# [WORK TO BE COMPLETED]
Wherever the word "race" shows up in a line, please copy that line.
"""
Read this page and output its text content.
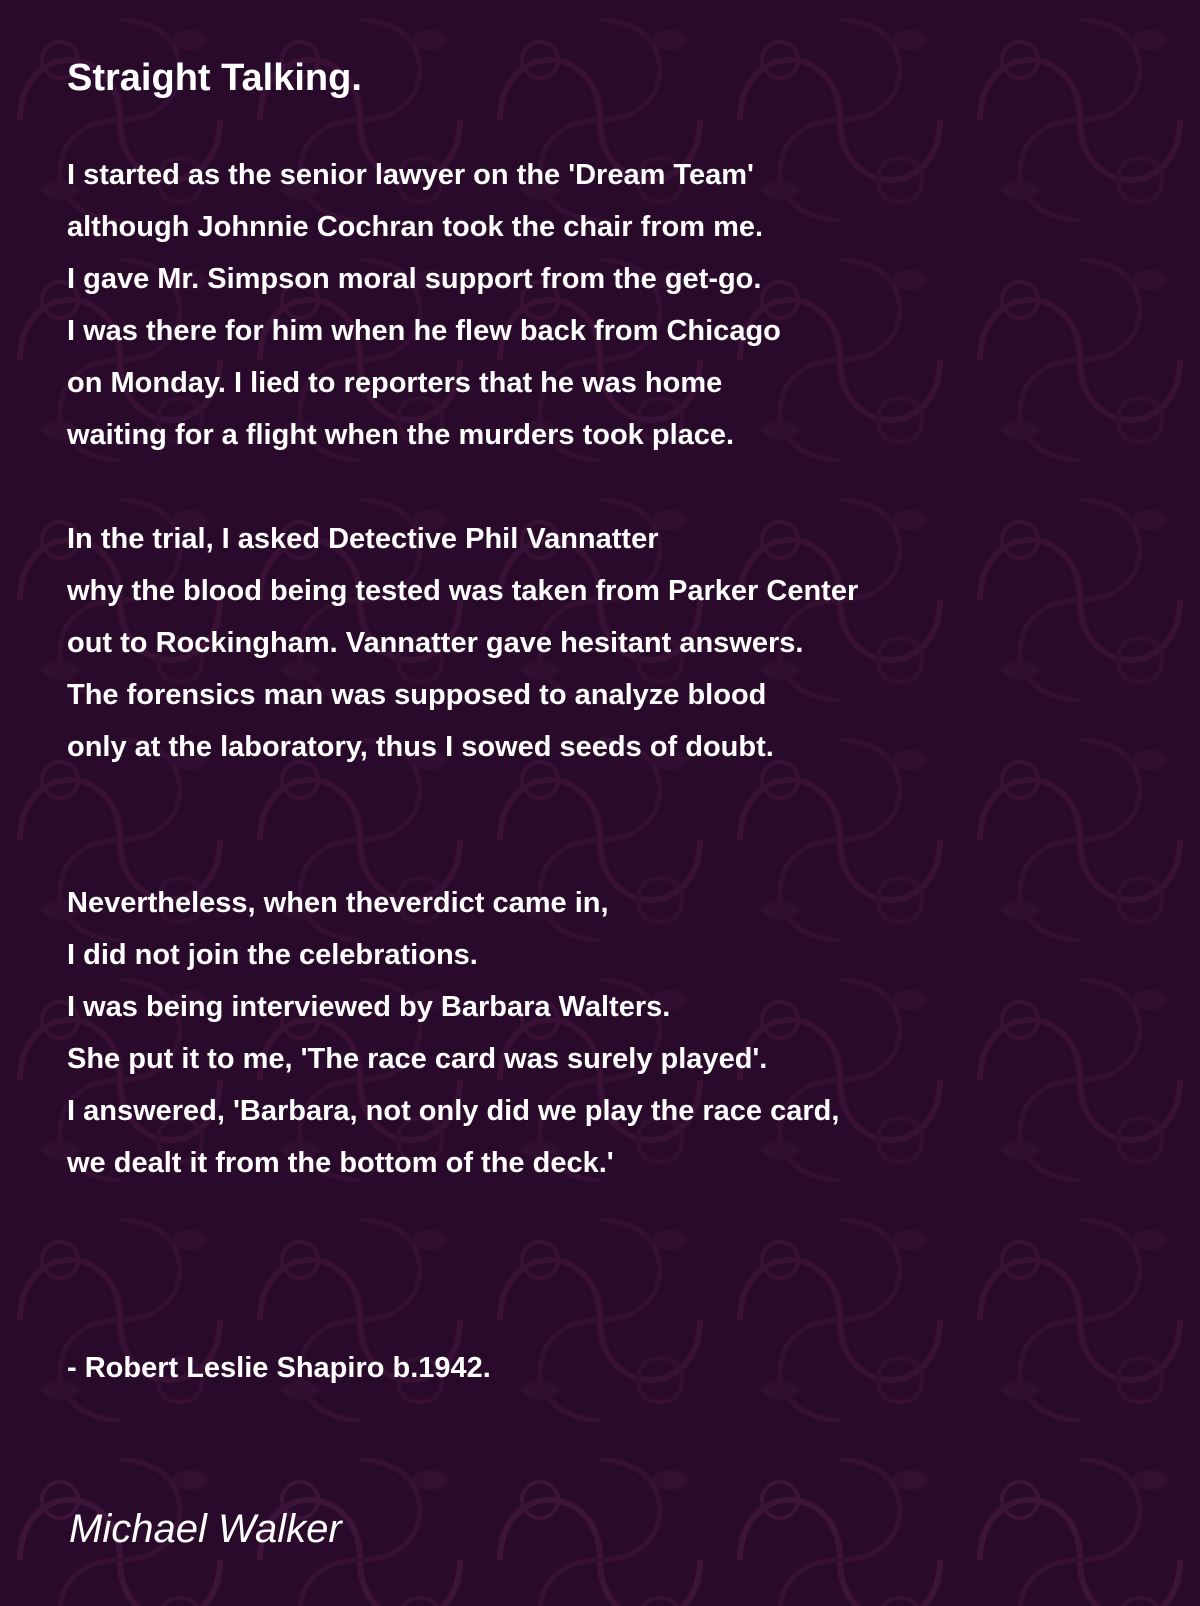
Straight Talking.
I started as the senior lawyer on the 'Dream Team'
although Johnnie Cochran took the chair from me.
I gave Mr. Simpson moral support from the get-go.
I was there for him when he flew back from Chicago
on Monday. I lied to reporters that he was home
waiting for a flight when the murders took place.
In the trial, I asked Detective Phil Vannatter
why the blood being tested was taken from Parker Center
out to Rockingham. Vannatter gave hesitant answers.
The forensics man was supposed to analyze blood
only at the laboratory, thus I sowed seeds of doubt.
Nevertheless, when theverdict came in,
I did not join the celebrations.
I was being interviewed by Barbara Walters.
She put it to me, 'The race card was surely played'.
I answered, 'Barbara, not only did we play the race card,
we dealt it from the bottom of the deck.'
- Robert Leslie Shapiro b.1942.
Michael Walker
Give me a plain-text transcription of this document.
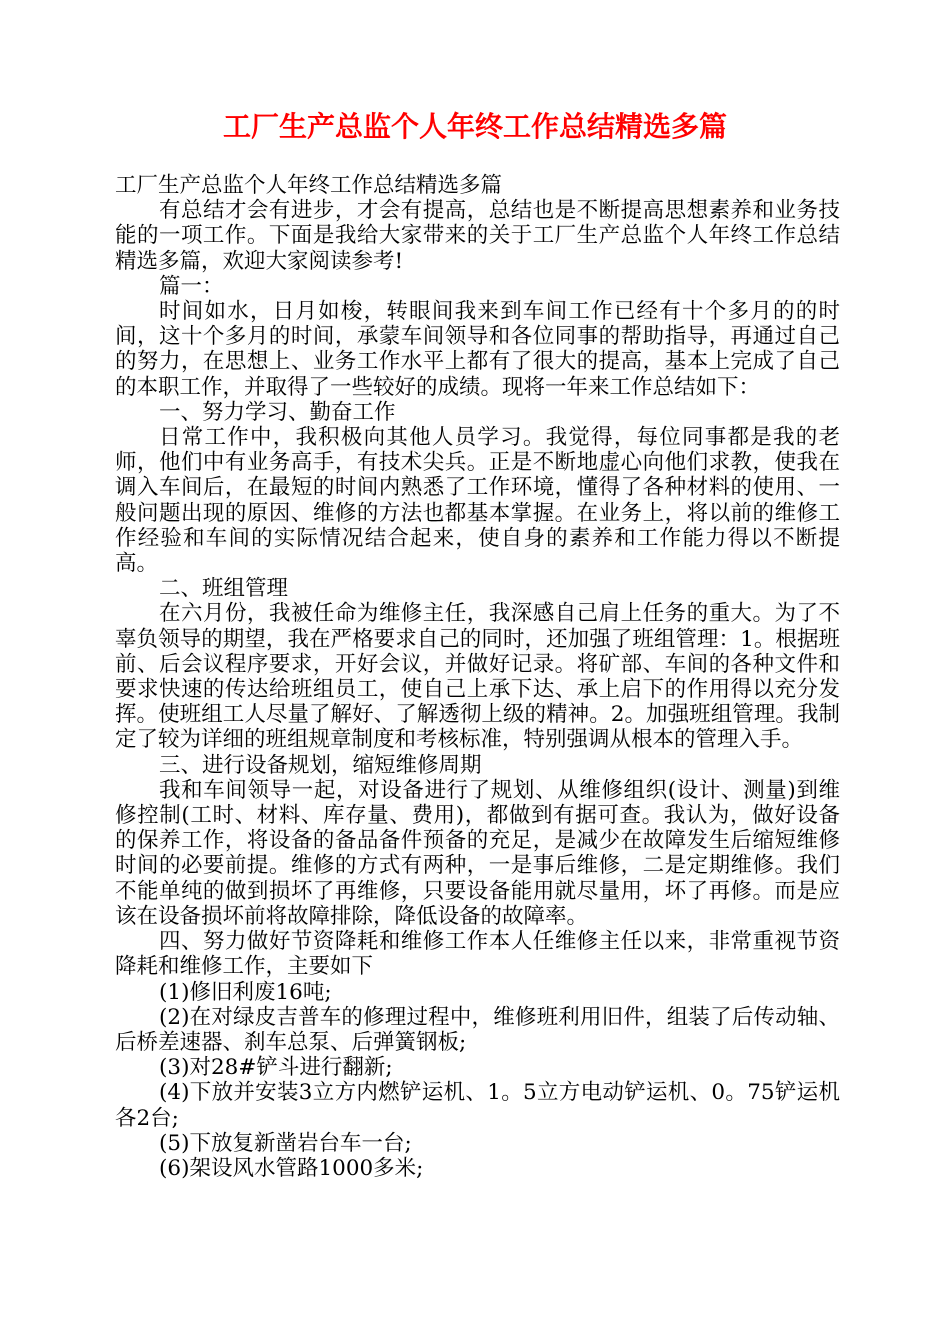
工厂生产总监个人年终工作总结精选多篇

工厂生产总监个人年终工作总结精选多篇

有总结才会有进步，才会有提高，总结也是不断提高思想素养和业务技能的一项工作。下面是我给大家带来的关于工厂生产总监个人年终工作总结精选多篇，欢迎大家阅读参考!

篇一：

时间如水，日月如梭，转眼间我来到车间工作已经有十个多月的的时间，这十个多月的时间，承蒙车间领导和各位同事的帮助指导，再通过自己的努力，在思想上、业务工作水平上都有了很大的提高，基本上完成了自己的本职工作，并取得了一些较好的成绩。现将一年来工作总结如下：

一、努力学习、勤奋工作

日常工作中，我积极向其他人员学习。我觉得，每位同事都是我的老师，他们中有业务高手，有技术尖兵。正是不断地虚心向他们求教，使我在调入车间后，在最短的时间内熟悉了工作环境，懂得了各种材料的使用、一般问题出现的原因、维修的方法也都基本掌握。在业务上，将以前的维修工作经验和车间的实际情况结合起来，使自身的素养和工作能力得以不断提高。

二、班组管理

在六月份，我被任命为维修主任，我深感自己肩上任务的重大。为了不辜负领导的期望，我在严格要求自己的同时，还加强了班组管理：1。根据班前、后会议程序要求，开好会议，并做好记录。将矿部、车间的各种文件和要求快速的传达给班组员工，使自己上承下达、承上启下的作用得以充分发挥。使班组工人尽量了解好、了解透彻上级的精神。2。加强班组管理。我制定了较为详细的班组规章制度和考核标准，特别强调从根本的管理入手。

三、进行设备规划，缩短维修周期

我和车间领导一起，对设备进行了规划、从维修组织(设计、测量)到维修控制(工时、材料、库存量、费用)，都做到有据可查。我认为，做好设备的保养工作，将设备的备品备件预备的充足，是减少在故障发生后缩短维修时间的必要前提。维修的方式有两种，一是事后维修，二是定期维修。我们不能单纯的做到损坏了再维修，只要设备能用就尽量用，坏了再修。而是应该在设备损坏前将故障排除，降低设备的故障率。

四、努力做好节资降耗和维修工作本人任维修主任以来，非常重视节资降耗和维修工作，主要如下

(1)修旧利废16吨;

(2)在对绿皮吉普车的修理过程中，维修班利用旧件，组装了后传动轴、后桥差速器、刹车总泵、后弹簧钢板;

(3)对28#铲斗进行翻新;

(4)下放并安装3立方内燃铲运机、1。5立方电动铲运机、0。75铲运机各2台;

(5)下放复新凿岩台车一台;

(6)架设风水管路1000多米;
"""
# [REPLY TO THE TASK]
She put it to me, 'The race card was surely played'.
I answered, 'Barbara, not only did we play the race card,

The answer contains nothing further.